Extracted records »
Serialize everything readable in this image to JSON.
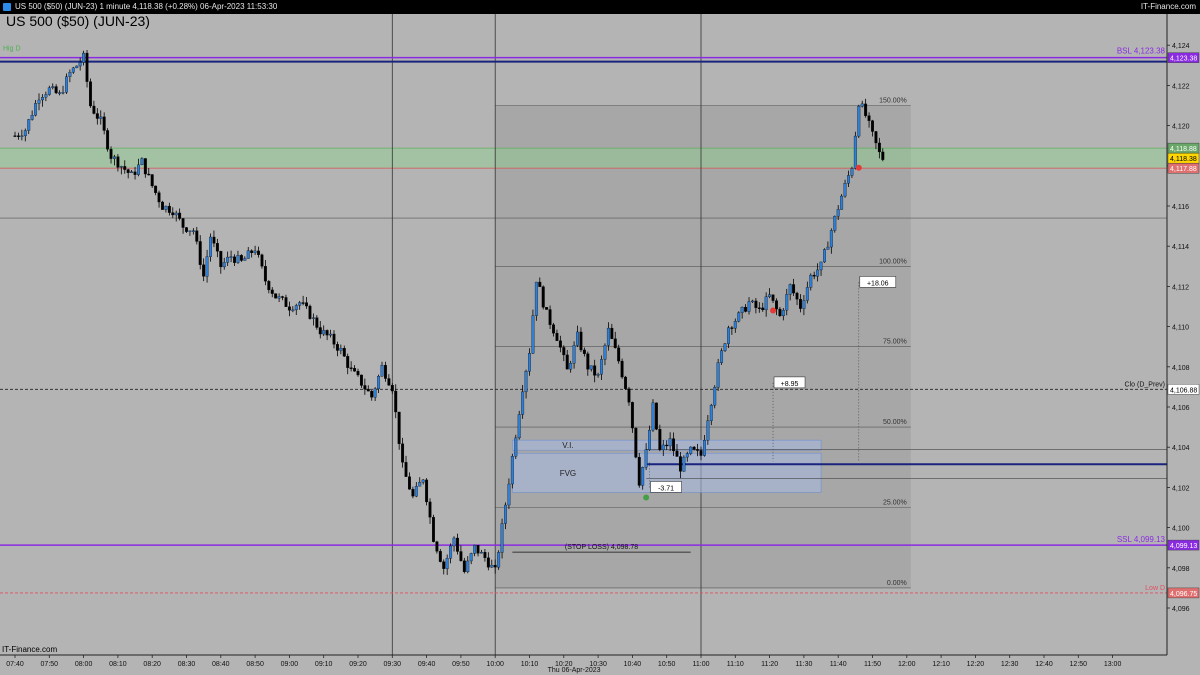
{
  "window": {
    "title": "US 500 ($50) (JUN-23) 1 minute 4,118.38 (+0.28%) 06-Apr-2023 11:53:30",
    "brand": "IT-Finance.com",
    "watermark": "IT-Finance.com"
  },
  "chart_data": {
    "type": "candlestick",
    "title": "US 500 ($50) (JUN-23)",
    "date_label": "Thu 06-Apr-2023",
    "ylim": [
      4095,
      4125
    ],
    "y_ticks": [
      "4,124",
      "4,122",
      "4,120",
      "4,118",
      "4,116",
      "4,114",
      "4,112",
      "4,110",
      "4,108",
      "4,106",
      "4,104",
      "4,102",
      "4,100",
      "4,098",
      "4,096"
    ],
    "x_ticks": [
      "07:40",
      "07:50",
      "08:00",
      "08:10",
      "08:20",
      "08:30",
      "08:40",
      "08:50",
      "09:00",
      "09:10",
      "09:20",
      "09:30",
      "09:40",
      "09:50",
      "10:00",
      "10:10",
      "10:20",
      "10:30",
      "10:40",
      "10:50",
      "11:00",
      "11:10",
      "11:20",
      "11:30",
      "11:40",
      "11:50",
      "12:00",
      "12:10",
      "12:20",
      "12:30",
      "12:40",
      "12:50",
      "13:00"
    ],
    "vertical_lines": [
      "09:30",
      "10:00",
      "11:00"
    ],
    "price_path": [
      [
        "07:40",
        4119.5
      ],
      [
        "07:43",
        4119.8
      ],
      [
        "07:47",
        4121.5
      ],
      [
        "07:50",
        4121.8
      ],
      [
        "07:53",
        4121.5
      ],
      [
        "07:56",
        4122.6
      ],
      [
        "08:00",
        4123.38
      ],
      [
        "08:02",
        4121.0
      ],
      [
        "08:05",
        4120.2
      ],
      [
        "08:08",
        4118.5
      ],
      [
        "08:11",
        4118.0
      ],
      [
        "08:14",
        4117.5
      ],
      [
        "08:17",
        4118.2
      ],
      [
        "08:20",
        4117.0
      ],
      [
        "08:23",
        4116.0
      ],
      [
        "08:26",
        4115.8
      ],
      [
        "08:29",
        4115.0
      ],
      [
        "08:32",
        4114.8
      ],
      [
        "08:35",
        4112.5
      ],
      [
        "08:37",
        4114.5
      ],
      [
        "08:40",
        4113.0
      ],
      [
        "08:43",
        4113.5
      ],
      [
        "08:46",
        4113.2
      ],
      [
        "08:50",
        4113.9
      ],
      [
        "08:53",
        4112.3
      ],
      [
        "08:56",
        4111.5
      ],
      [
        "09:00",
        4111.0
      ],
      [
        "09:03",
        4111.2
      ],
      [
        "09:06",
        4110.6
      ],
      [
        "09:09",
        4109.8
      ],
      [
        "09:12",
        4109.4
      ],
      [
        "09:15",
        4108.8
      ],
      [
        "09:18",
        4107.8
      ],
      [
        "09:21",
        4107.2
      ],
      [
        "09:24",
        4106.5
      ],
      [
        "09:27",
        4108.0
      ],
      [
        "09:30",
        4107.0
      ],
      [
        "09:33",
        4103.0
      ],
      [
        "09:36",
        4101.5
      ],
      [
        "09:39",
        4102.5
      ],
      [
        "09:42",
        4099.5
      ],
      [
        "09:45",
        4098.0
      ],
      [
        "09:48",
        4099.5
      ],
      [
        "09:51",
        4097.8
      ],
      [
        "09:54",
        4099.0
      ],
      [
        "09:57",
        4098.5
      ],
      [
        "10:00",
        4097.8
      ],
      [
        "10:02",
        4100.0
      ],
      [
        "10:05",
        4103.5
      ],
      [
        "10:08",
        4107.0
      ],
      [
        "10:10",
        4108.8
      ],
      [
        "10:12",
        4112.4
      ],
      [
        "10:15",
        4110.6
      ],
      [
        "10:18",
        4109.5
      ],
      [
        "10:21",
        4107.8
      ],
      [
        "10:24",
        4109.5
      ],
      [
        "10:27",
        4108.0
      ],
      [
        "10:30",
        4107.5
      ],
      [
        "10:33",
        4109.8
      ],
      [
        "10:36",
        4108.3
      ],
      [
        "10:39",
        4106.4
      ],
      [
        "10:42",
        4102.3
      ],
      [
        "10:44",
        4103.7
      ],
      [
        "10:46",
        4106.0
      ],
      [
        "10:48",
        4103.8
      ],
      [
        "10:51",
        4104.3
      ],
      [
        "10:54",
        4103.0
      ],
      [
        "10:57",
        4103.8
      ],
      [
        "11:00",
        4103.6
      ],
      [
        "11:02",
        4105.5
      ],
      [
        "11:05",
        4108.0
      ],
      [
        "11:08",
        4110.0
      ],
      [
        "11:11",
        4110.5
      ],
      [
        "11:14",
        4111.2
      ],
      [
        "11:17",
        4110.8
      ],
      [
        "11:20",
        4111.5
      ],
      [
        "11:23",
        4110.5
      ],
      [
        "11:26",
        4112.0
      ],
      [
        "11:29",
        4111.0
      ],
      [
        "11:32",
        4112.5
      ],
      [
        "11:35",
        4113.0
      ],
      [
        "11:38",
        4114.8
      ],
      [
        "11:41",
        4116.5
      ],
      [
        "11:44",
        4118.0
      ],
      [
        "11:46",
        4121.2
      ],
      [
        "11:48",
        4120.5
      ],
      [
        "11:50",
        4119.5
      ],
      [
        "11:52",
        4118.6
      ],
      [
        "11:53",
        4118.38
      ]
    ],
    "levels": {
      "bsl": {
        "label": "BSL 4,123.38",
        "value": 4123.38,
        "color": "#8a2be2"
      },
      "ssl": {
        "label": "SSL 4,099.13",
        "value": 4099.13,
        "color": "#8a2be2"
      },
      "clo_d_prev": {
        "label": "Clo (D_Prev)",
        "value": 4106.88
      },
      "low_d": {
        "label": "Low D",
        "value": 4096.75,
        "color": "#e05060"
      },
      "hig_d": {
        "label": "Hig D",
        "value": 4123.38,
        "color": "#4caf50"
      },
      "blue_level": {
        "value": 4103.15,
        "color": "#1a237e"
      },
      "current_price": 4118.38,
      "zone_top": 4118.88,
      "zone_bottom": 4117.88,
      "line_4115": 4115.4
    },
    "fib": {
      "x_from": "10:00",
      "x_to": "11:53",
      "y_low": 4097.0,
      "y_high": 4121.0,
      "levels": [
        {
          "label": "150.00%",
          "value": 4121.0
        },
        {
          "label": "100.00%",
          "value": 4113.0
        },
        {
          "label": "75.00%",
          "value": 4109.0
        },
        {
          "label": "50.00%",
          "value": 4105.0
        },
        {
          "label": "25.00%",
          "value": 4101.0
        },
        {
          "label": "0.00%",
          "value": 4097.0
        }
      ]
    },
    "zones": [
      {
        "label": "V.I.",
        "x_from": "10:05",
        "x_to": "11:35",
        "y_from": 4103.85,
        "y_to": 4104.35
      },
      {
        "label": "FVG",
        "x_from": "10:05",
        "x_to": "11:35",
        "y_from": 4101.75,
        "y_to": 4103.7
      }
    ],
    "stop_loss": {
      "label": "(STOP LOSS) 4,098.78",
      "value": 4098.78,
      "x_from": "10:05",
      "x_to": "10:57"
    },
    "trade_labels": [
      {
        "label": "-3.71",
        "time": "10:45",
        "value": 4102.0
      },
      {
        "label": "+8.95",
        "time": "11:21",
        "value": 4107.2
      },
      {
        "label": "+18.06",
        "time": "11:46",
        "value": 4112.2
      }
    ],
    "price_boxes": [
      {
        "label": "4,123.38",
        "value": 4123.38,
        "bg": "#8a2be2",
        "fg": "#ffffff"
      },
      {
        "label": "4,118.88",
        "value": 4118.88,
        "bg": "#6aa86a",
        "fg": "#ffffff"
      },
      {
        "label": "4,118.38",
        "value": 4118.38,
        "bg": "#ffd700",
        "fg": "#000000"
      },
      {
        "label": "4,117.88",
        "value": 4117.88,
        "bg": "#e07070",
        "fg": "#ffffff"
      },
      {
        "label": "4,106.88",
        "value": 4106.88,
        "bg": "#ffffff",
        "fg": "#000000"
      },
      {
        "label": "4,099.13",
        "value": 4099.13,
        "bg": "#8a2be2",
        "fg": "#ffffff"
      },
      {
        "label": "4,096.75",
        "value": 4096.75,
        "bg": "#e07070",
        "fg": "#ffffff"
      }
    ],
    "colors": {
      "up": "#2f7fd6",
      "down": "#000000",
      "background": "#b4b4b4"
    }
  }
}
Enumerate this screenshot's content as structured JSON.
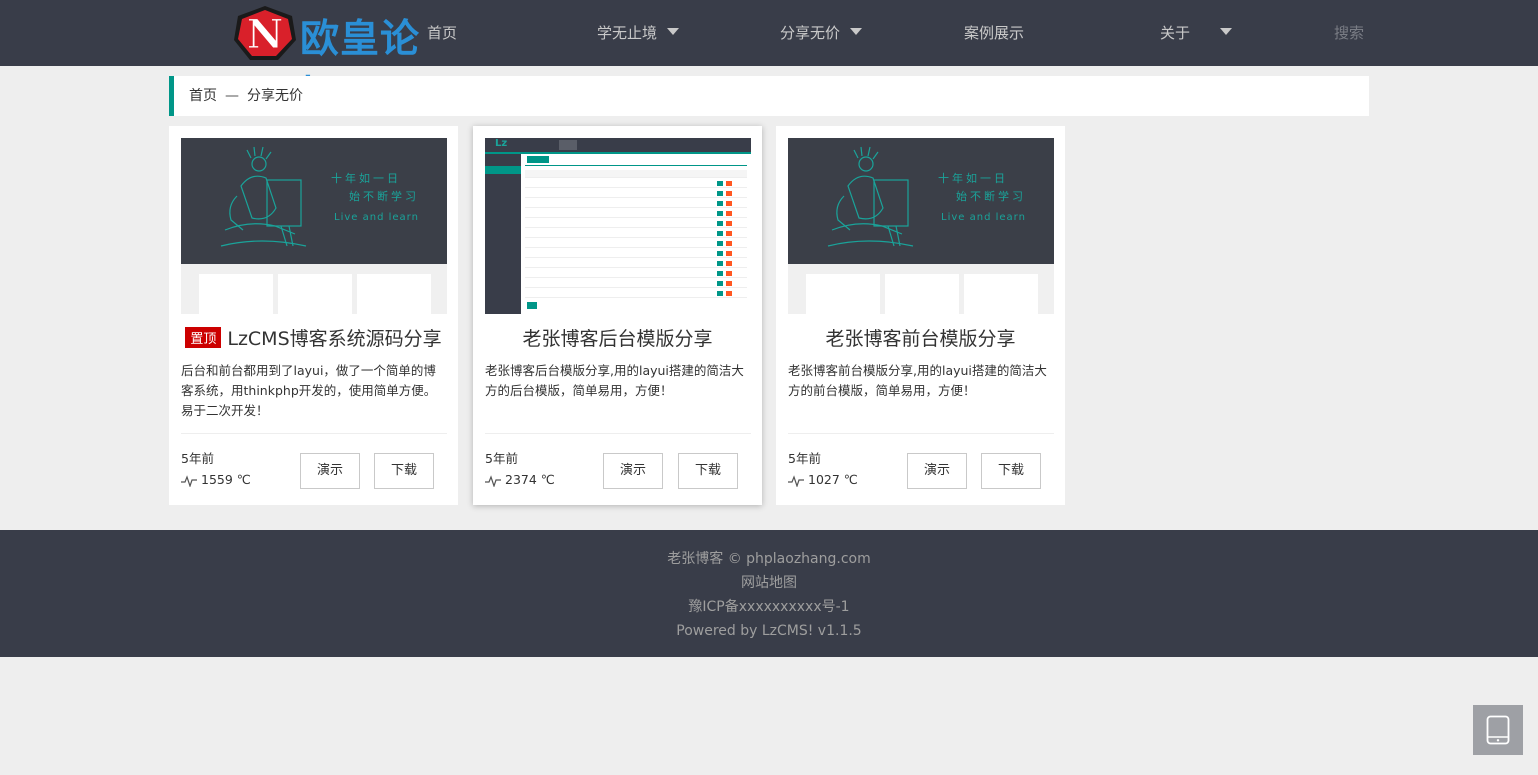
{
  "header": {
    "logo_text": "欧皇论坛",
    "nav": [
      {
        "label": "首页",
        "has_dropdown": false
      },
      {
        "label": "学无止境",
        "has_dropdown": true
      },
      {
        "label": "分享无价",
        "has_dropdown": true
      },
      {
        "label": "案例展示",
        "has_dropdown": false
      },
      {
        "label": "关于",
        "has_dropdown": true
      }
    ],
    "search_label": "搜索"
  },
  "breadcrumb": {
    "home": "首页",
    "separator": "—",
    "current": "分享无价"
  },
  "cards": [
    {
      "badge": "置顶",
      "title": "LzCMS博客系统源码分享",
      "desc": "后台和前台都用到了layui，做了一个简单的博客系统，用thinkphp开发的，使用简单方便。易于二次开发！",
      "date": "5年前",
      "views": "1559 ℃",
      "demo_label": "演示",
      "download_label": "下载",
      "thumb_text": [
        "十年如一日",
        "始不断学习",
        "Live and learn"
      ]
    },
    {
      "badge": "",
      "title": "老张博客后台模版分享",
      "desc": "老张博客后台模版分享,用的layui搭建的简洁大方的后台模版，简单易用，方便！",
      "date": "5年前",
      "views": "2374 ℃",
      "demo_label": "演示",
      "download_label": "下载",
      "thumb_text": [
        "Lz"
      ]
    },
    {
      "badge": "",
      "title": "老张博客前台模版分享",
      "desc": "老张博客前台模版分享,用的layui搭建的简洁大方的前台模版，简单易用，方便！",
      "date": "5年前",
      "views": "1027 ℃",
      "demo_label": "演示",
      "download_label": "下载",
      "thumb_text": [
        "十年如一日",
        "始不断学习",
        "Live and learn"
      ]
    }
  ],
  "footer": {
    "copyright": "老张博客 ©  phplaozhang.com",
    "sitemap": "网站地图",
    "icp": "豫ICP备xxxxxxxxxx号-1",
    "powered": "Powered by LzCMS! v1.1.5"
  },
  "colors": {
    "header_bg": "#393d49",
    "accent": "#009688",
    "badge": "#cc0000",
    "logo_blue": "#2a8fd6",
    "logo_red": "#e0202a"
  },
  "icons": {
    "views": "pulse-icon",
    "float": "tablet-icon"
  }
}
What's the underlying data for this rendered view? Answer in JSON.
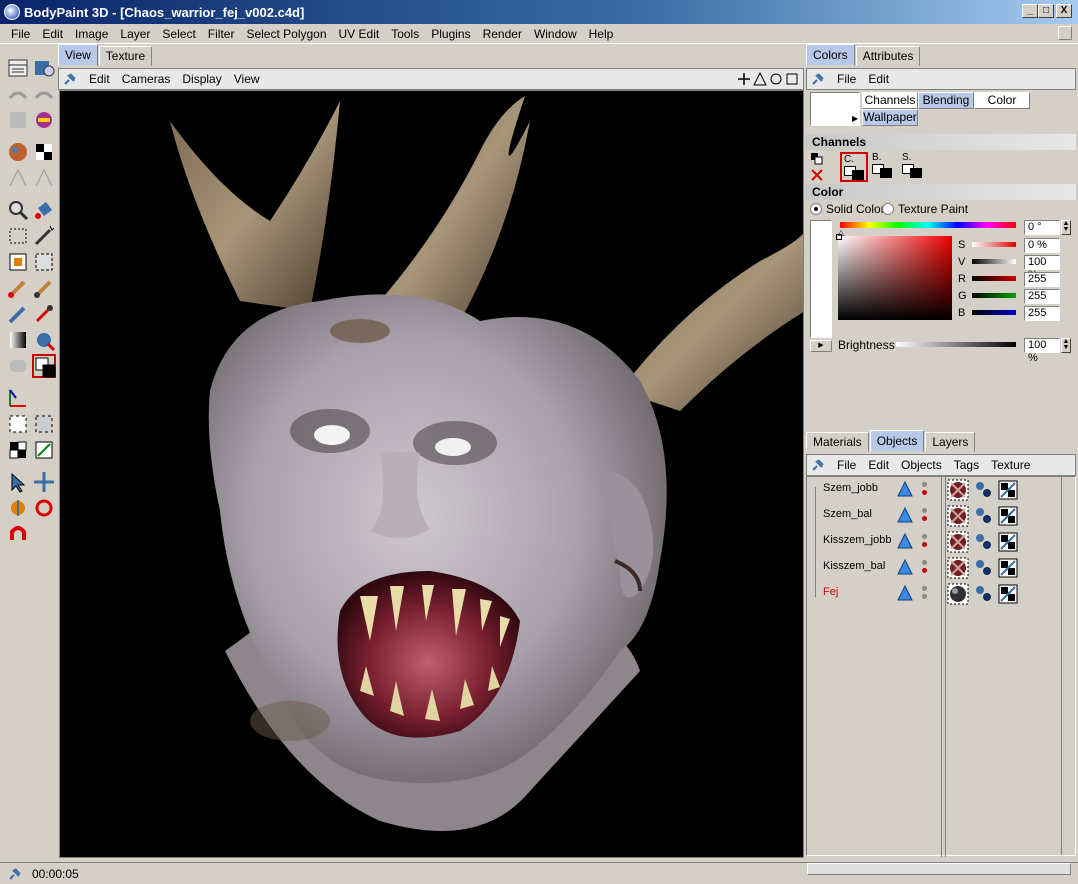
{
  "window": {
    "title": "BodyPaint 3D - [Chaos_warrior_fej_v002.c4d]",
    "min_label": "_",
    "max_label": "□",
    "close_label": "X"
  },
  "menubar": [
    "File",
    "Edit",
    "Image",
    "Layer",
    "Select",
    "Filter",
    "Select Polygon",
    "UV Edit",
    "Tools",
    "Plugins",
    "Render",
    "Window",
    "Help"
  ],
  "view_tabs": [
    "View",
    "Texture"
  ],
  "view_menu": [
    "Edit",
    "Cameras",
    "Display",
    "View"
  ],
  "status": {
    "time": "00:00:05"
  },
  "colors_panel": {
    "tabs": [
      "Colors",
      "Attributes"
    ],
    "menu": [
      "File",
      "Edit"
    ],
    "mode_tabs": [
      "Channels",
      "Blending",
      "Color",
      "Wallpaper"
    ],
    "channels_header": "Channels",
    "channel_labels": [
      "C.",
      "B.",
      "S."
    ],
    "color_header": "Color",
    "radio_solid": "Solid Color",
    "radio_texture": "Texture Paint",
    "hue_value": "0 °",
    "sliders": [
      {
        "label": "S",
        "value": "0 %",
        "color": "#e00000"
      },
      {
        "label": "V",
        "value": "100 %",
        "color": "#000000"
      },
      {
        "label": "R",
        "value": "255",
        "color": "#cc0000"
      },
      {
        "label": "G",
        "value": "255",
        "color": "#00a000"
      },
      {
        "label": "B",
        "value": "255",
        "color": "#0000cc"
      }
    ],
    "brightness_label": "Brightness",
    "brightness_value": "100 %"
  },
  "objects_panel": {
    "tabs": [
      "Materials",
      "Objects",
      "Layers"
    ],
    "menu": [
      "File",
      "Edit",
      "Objects",
      "Tags",
      "Texture"
    ],
    "objects": [
      {
        "name": "Szem_jobb",
        "selected": false
      },
      {
        "name": "Szem_bal",
        "selected": false
      },
      {
        "name": "Kisszem_jobb",
        "selected": false
      },
      {
        "name": "Kisszem_bal",
        "selected": false
      },
      {
        "name": "Fej",
        "selected": true
      }
    ]
  }
}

Task to complete » Across the records above, count the lines holding "Channels" and reply with that number alone.

Task answer » 2